> _What you have to do_: Every record that follows must be duplicated exactly, with images left out.

> _Listing_:

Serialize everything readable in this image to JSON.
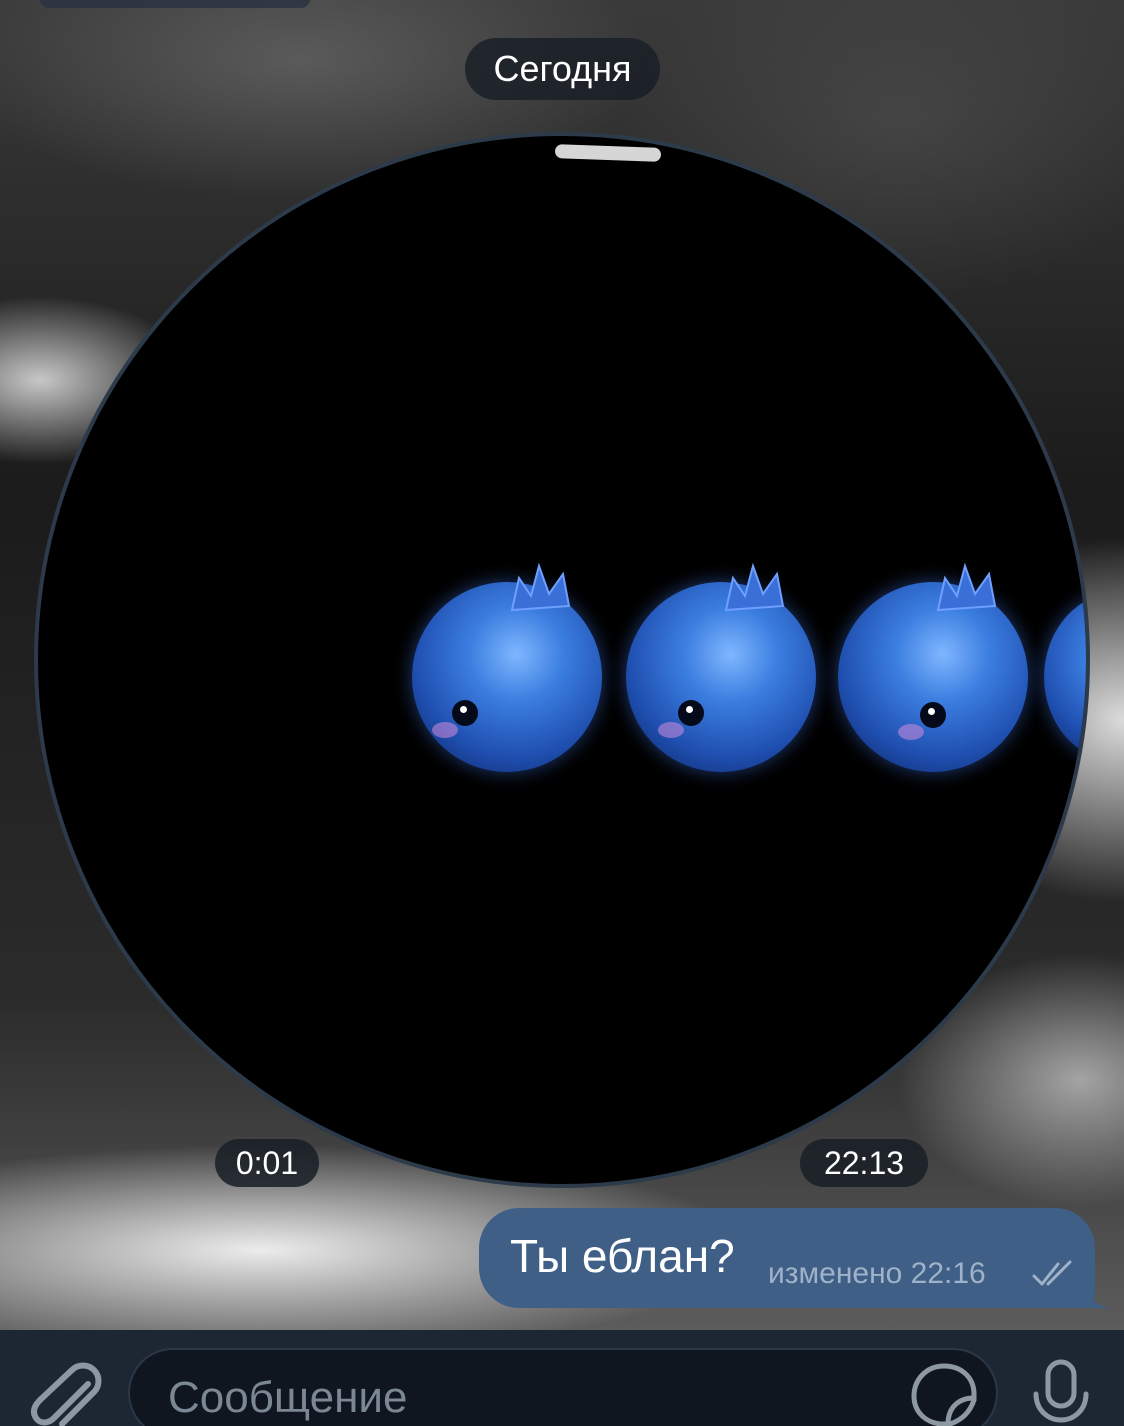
{
  "chat": {
    "date_separator": "Сегодня",
    "video_message": {
      "duration": "0:01",
      "sent_time": "22:13"
    },
    "outgoing_message": {
      "text": "Ты еблан?",
      "edited_label": "изменено",
      "time": "22:16",
      "status_icon": "double-check-icon"
    }
  },
  "composer": {
    "placeholder": "Сообщение",
    "attach_icon": "paperclip-icon",
    "sticker_icon": "sticker-icon",
    "mic_icon": "microphone-icon"
  },
  "colors": {
    "bubble_outgoing": "#3f5f86",
    "input_bar": "#1d2733",
    "pill_bg": "#181e26"
  }
}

> _Solution to the exercise_:
Serialize everything readable in this image to JSON.
{
  "chat": {
    "date_separator": "Сегодня",
    "video_message": {
      "duration": "0:01",
      "sent_time": "22:13"
    },
    "outgoing_message": {
      "text": "Ты еблан?",
      "edited_label": "изменено",
      "time": "22:16",
      "status_icon": "double-check-icon"
    }
  },
  "composer": {
    "placeholder": "Сообщение",
    "attach_icon": "paperclip-icon",
    "sticker_icon": "sticker-icon",
    "mic_icon": "microphone-icon"
  },
  "colors": {
    "bubble_outgoing": "#3f5f86",
    "input_bar": "#1d2733",
    "pill_bg": "#181e26"
  }
}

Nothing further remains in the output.